Items from a data source
>> START

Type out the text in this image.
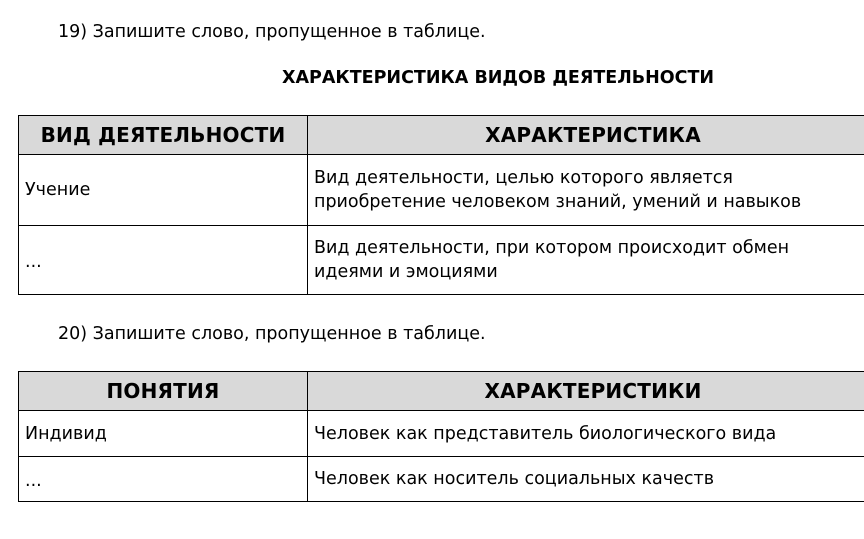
19) Запишите слово, пропущенное в таблице.
ХАРАКТЕРИСТИКА ВИДОВ ДЕЯТЕЛЬНОСТИ
ВИД ДЕЯТЕЛЬНОСТИ	ХАРАКТЕРИСТИКА
Учение	Вид деятельности, целью которого является
приобретение человеком знаний, умений и навыков

...	Вид деятельности, при котором происходит обмен
идеями и эмоциями
20) Запишите слово, пропущенное в таблице.
ПОНЯТИЯ	ХАРАКТЕРИСТИКИ
Индивид	Человек как представитель биологического вида
...	Человек как носитель социальных качеств
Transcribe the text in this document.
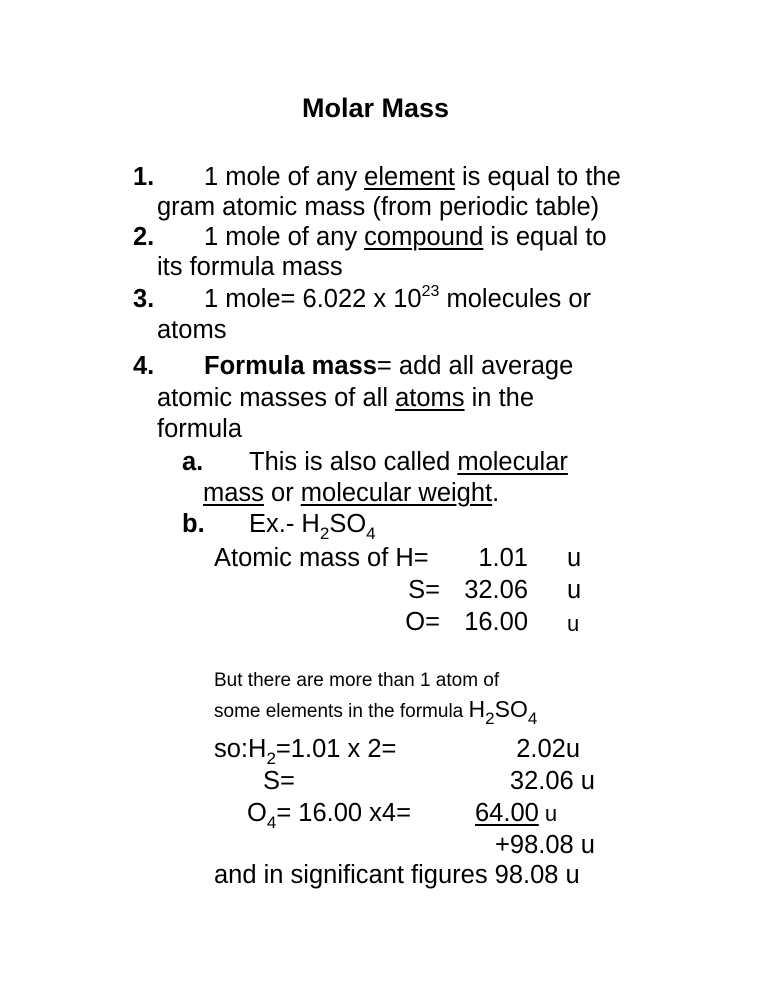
Molar Mass
1. 1 mole of any element is equal to the
gram atomic mass (from periodic table)
2. 1 mole of any compound is equal to
its formula mass
3. 1 mole= 6.022 x $10^{23}$ molecules or
atoms
4. Formula mass= add all average
atomic masses of all atoms in the
formula
a. This is also called molecular
mass or molecular weight.
b. Ex.- $H_2SO_4$
Atomic mass of H=	1.01 u
S= 32.06 u
O= 16.00 u
But there are more than 1 atom of
some elements in the formula $H_2SO_4$
$so:H_2=1.01$ x 2=	2.02u
S=	32.06 u
$O_4= 16.00$ x4=	64.00 u
+98.08 u
and in significant figures 98.08 u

>> END

**DESCRIPTION OF THE TASK**. Write out all the entries exactly, except for the pictures.

**RESULT OF THE TASK**.
Type out the text in this image.
19) Запишите слово, пропущенное в таблице.
ХАРАКТЕРИСТИКА ВИДОВ ДЕЯТЕЛЬНОСТИ
ВИД ДЕЯТЕЛЬНОСТИ	ХАРАКТЕРИСТИКА
Учение	Вид деятельности, целью которого является
приобретение человеком знаний, умений и навыков

...	Вид деятельности, при котором происходит обмен
идеями и эмоциями
20) Запишите слово, пропущенное в таблице.
ПОНЯТИЯ	ХАРАКТЕРИСТИКИ
Индивид	Человек как представитель биологического вида
...	Человек как носитель социальных качеств
Transcribe the text in this document.
Molar Mass
1. 1 mole of any element is equal to the
gram atomic mass (from periodic table)
2. 1 mole of any compound is equal to
its formula mass
3. 1 mole= 6.022 x $10^{23}$ molecules or
atoms
4. Formula mass= add all average
atomic masses of all atoms in the
formula
a. This is also called molecular
mass or molecular weight.
b. Ex.- $H_2SO_4$
Atomic mass of H=	1.01 u
S= 32.06 u
O= 16.00 u
But there are more than 1 atom of
some elements in the formula $H_2SO_4$
$so:H_2=1.01$ x 2=	2.02u
S=	32.06 u
$O_4= 16.00$ x4=	64.00 u
+98.08 u
and in significant figures 98.08 u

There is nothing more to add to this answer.